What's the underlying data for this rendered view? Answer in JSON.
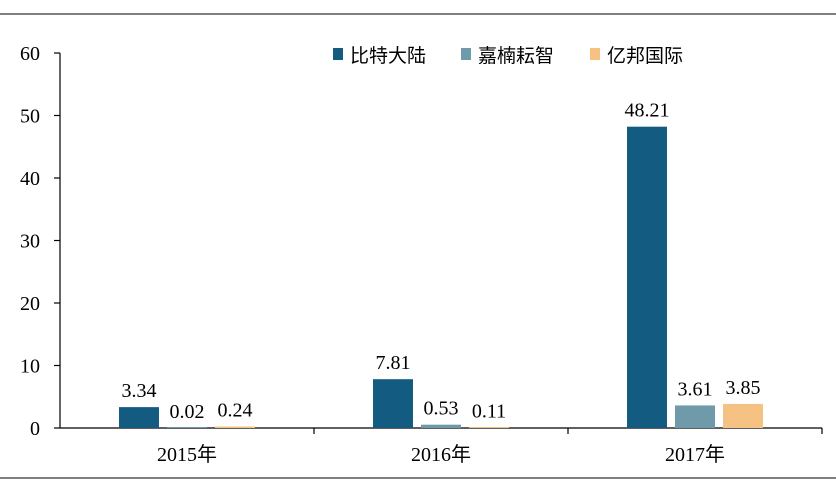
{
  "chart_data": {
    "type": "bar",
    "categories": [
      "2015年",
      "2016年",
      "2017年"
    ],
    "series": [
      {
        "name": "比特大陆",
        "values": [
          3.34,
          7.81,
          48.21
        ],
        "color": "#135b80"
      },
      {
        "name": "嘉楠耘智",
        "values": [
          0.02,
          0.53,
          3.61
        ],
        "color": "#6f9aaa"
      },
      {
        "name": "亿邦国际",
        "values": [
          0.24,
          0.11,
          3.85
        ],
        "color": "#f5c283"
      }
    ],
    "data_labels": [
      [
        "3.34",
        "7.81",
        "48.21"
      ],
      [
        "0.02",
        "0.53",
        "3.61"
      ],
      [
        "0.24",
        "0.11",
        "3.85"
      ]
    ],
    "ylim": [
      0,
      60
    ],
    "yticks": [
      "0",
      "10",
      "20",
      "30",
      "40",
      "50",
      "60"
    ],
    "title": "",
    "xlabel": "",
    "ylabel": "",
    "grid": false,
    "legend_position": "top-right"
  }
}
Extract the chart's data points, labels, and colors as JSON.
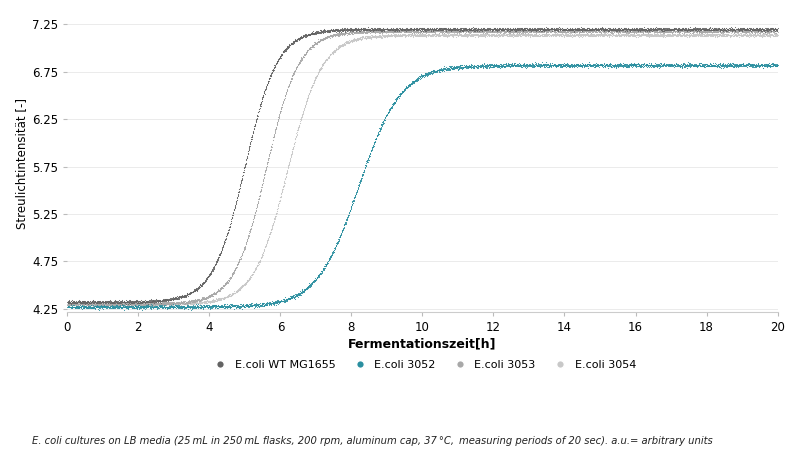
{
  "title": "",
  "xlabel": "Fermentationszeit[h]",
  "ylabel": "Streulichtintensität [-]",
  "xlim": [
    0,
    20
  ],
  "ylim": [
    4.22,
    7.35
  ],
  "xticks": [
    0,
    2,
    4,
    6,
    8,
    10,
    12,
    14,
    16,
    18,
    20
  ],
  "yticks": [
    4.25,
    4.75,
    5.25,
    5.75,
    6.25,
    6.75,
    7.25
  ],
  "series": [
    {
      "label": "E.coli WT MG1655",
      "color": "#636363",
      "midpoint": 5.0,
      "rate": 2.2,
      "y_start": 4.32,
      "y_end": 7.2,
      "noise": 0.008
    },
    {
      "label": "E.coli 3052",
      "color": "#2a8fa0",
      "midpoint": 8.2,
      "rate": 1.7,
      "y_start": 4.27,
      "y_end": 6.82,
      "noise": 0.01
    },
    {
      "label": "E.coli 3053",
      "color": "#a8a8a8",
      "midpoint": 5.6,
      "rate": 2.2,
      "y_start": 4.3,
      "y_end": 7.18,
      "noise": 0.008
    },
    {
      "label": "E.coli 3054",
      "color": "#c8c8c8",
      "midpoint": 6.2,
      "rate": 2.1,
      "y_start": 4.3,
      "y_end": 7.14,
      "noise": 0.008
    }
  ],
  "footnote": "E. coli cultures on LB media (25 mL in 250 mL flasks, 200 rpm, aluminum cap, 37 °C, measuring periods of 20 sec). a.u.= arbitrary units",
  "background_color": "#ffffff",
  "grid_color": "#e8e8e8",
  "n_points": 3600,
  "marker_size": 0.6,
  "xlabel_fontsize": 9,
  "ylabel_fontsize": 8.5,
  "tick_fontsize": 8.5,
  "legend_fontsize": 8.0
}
☆ ☆ ☆ ☆
SHORT PROBLEM - Show the lines where the word "midpoint" appears in the entries.

SOLUTION TO THE PROBLEM -
      "midpoint": 5.0,
      "midpoint": 8.2,
      "midpoint": 5.6,
      "midpoint": 6.2,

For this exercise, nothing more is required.